----- SUPPLIED RECORDS

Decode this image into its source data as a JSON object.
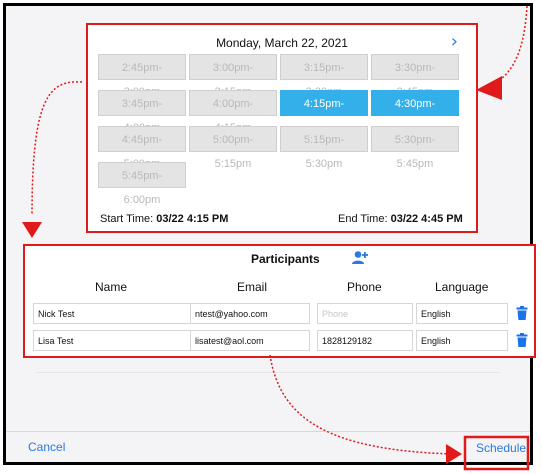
{
  "calendar": {
    "date": "Monday, March 22, 2021",
    "next_icon": "chevron-right-icon",
    "slots": [
      {
        "label": "2:45pm-3:00pm",
        "state": "disabled"
      },
      {
        "label": "3:00pm-3:15pm",
        "state": "disabled"
      },
      {
        "label": "3:15pm-3:30pm",
        "state": "disabled"
      },
      {
        "label": "3:30pm-3:45pm",
        "state": "disabled"
      },
      {
        "label": "3:45pm-4:00pm",
        "state": "disabled"
      },
      {
        "label": "4:00pm-4:15pm",
        "state": "disabled"
      },
      {
        "label": "4:15pm-4:30pm",
        "state": "selected"
      },
      {
        "label": "4:30pm-4:45pm",
        "state": "selected"
      },
      {
        "label": "4:45pm-5:00pm",
        "state": "disabled"
      },
      {
        "label": "5:00pm-5:15pm",
        "state": "disabled"
      },
      {
        "label": "5:15pm-5:30pm",
        "state": "disabled"
      },
      {
        "label": "5:30pm-5:45pm",
        "state": "disabled"
      },
      {
        "label": "5:45pm-6:00pm",
        "state": "disabled"
      }
    ],
    "start_label": "Start Time:",
    "start_value": "03/22 4:15 PM",
    "end_label": "End Time:",
    "end_value": "03/22 4:45 PM"
  },
  "participants": {
    "title": "Participants",
    "add_icon": "add-user-icon",
    "columns": {
      "name": "Name",
      "email": "Email",
      "phone": "Phone",
      "language": "Language"
    },
    "phone_placeholder": "Phone",
    "rows": [
      {
        "name": "Nick Test",
        "email": "ntest@yahoo.com",
        "phone": "",
        "language": "English"
      },
      {
        "name": "Lisa Test",
        "email": "lisatest@aol.com",
        "phone": "1828129182",
        "language": "English"
      }
    ],
    "delete_icon": "trash-icon"
  },
  "footer": {
    "cancel": "Cancel",
    "schedule": "Schedule"
  },
  "colors": {
    "accent": "#2a7ae2",
    "selected_slot": "#33b0ea",
    "annotation_red": "#e0191a"
  }
}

----------

Retype all of the entries exactly as written, leaving out any images.

Decode this image into its source data as a JSON object.
{
  "calendar": {
    "date": "Monday, March 22, 2021",
    "next_icon": "chevron-right-icon",
    "slots": [
      {
        "label": "2:45pm-3:00pm",
        "state": "disabled"
      },
      {
        "label": "3:00pm-3:15pm",
        "state": "disabled"
      },
      {
        "label": "3:15pm-3:30pm",
        "state": "disabled"
      },
      {
        "label": "3:30pm-3:45pm",
        "state": "disabled"
      },
      {
        "label": "3:45pm-4:00pm",
        "state": "disabled"
      },
      {
        "label": "4:00pm-4:15pm",
        "state": "disabled"
      },
      {
        "label": "4:15pm-4:30pm",
        "state": "selected"
      },
      {
        "label": "4:30pm-4:45pm",
        "state": "selected"
      },
      {
        "label": "4:45pm-5:00pm",
        "state": "disabled"
      },
      {
        "label": "5:00pm-5:15pm",
        "state": "disabled"
      },
      {
        "label": "5:15pm-5:30pm",
        "state": "disabled"
      },
      {
        "label": "5:30pm-5:45pm",
        "state": "disabled"
      },
      {
        "label": "5:45pm-6:00pm",
        "state": "disabled"
      }
    ],
    "start_label": "Start Time:",
    "start_value": "03/22 4:15 PM",
    "end_label": "End Time:",
    "end_value": "03/22 4:45 PM"
  },
  "participants": {
    "title": "Participants",
    "add_icon": "add-user-icon",
    "columns": {
      "name": "Name",
      "email": "Email",
      "phone": "Phone",
      "language": "Language"
    },
    "phone_placeholder": "Phone",
    "rows": [
      {
        "name": "Nick Test",
        "email": "ntest@yahoo.com",
        "phone": "",
        "language": "English"
      },
      {
        "name": "Lisa Test",
        "email": "lisatest@aol.com",
        "phone": "1828129182",
        "language": "English"
      }
    ],
    "delete_icon": "trash-icon"
  },
  "footer": {
    "cancel": "Cancel",
    "schedule": "Schedule"
  },
  "colors": {
    "accent": "#2a7ae2",
    "selected_slot": "#33b0ea",
    "annotation_red": "#e0191a"
  }
}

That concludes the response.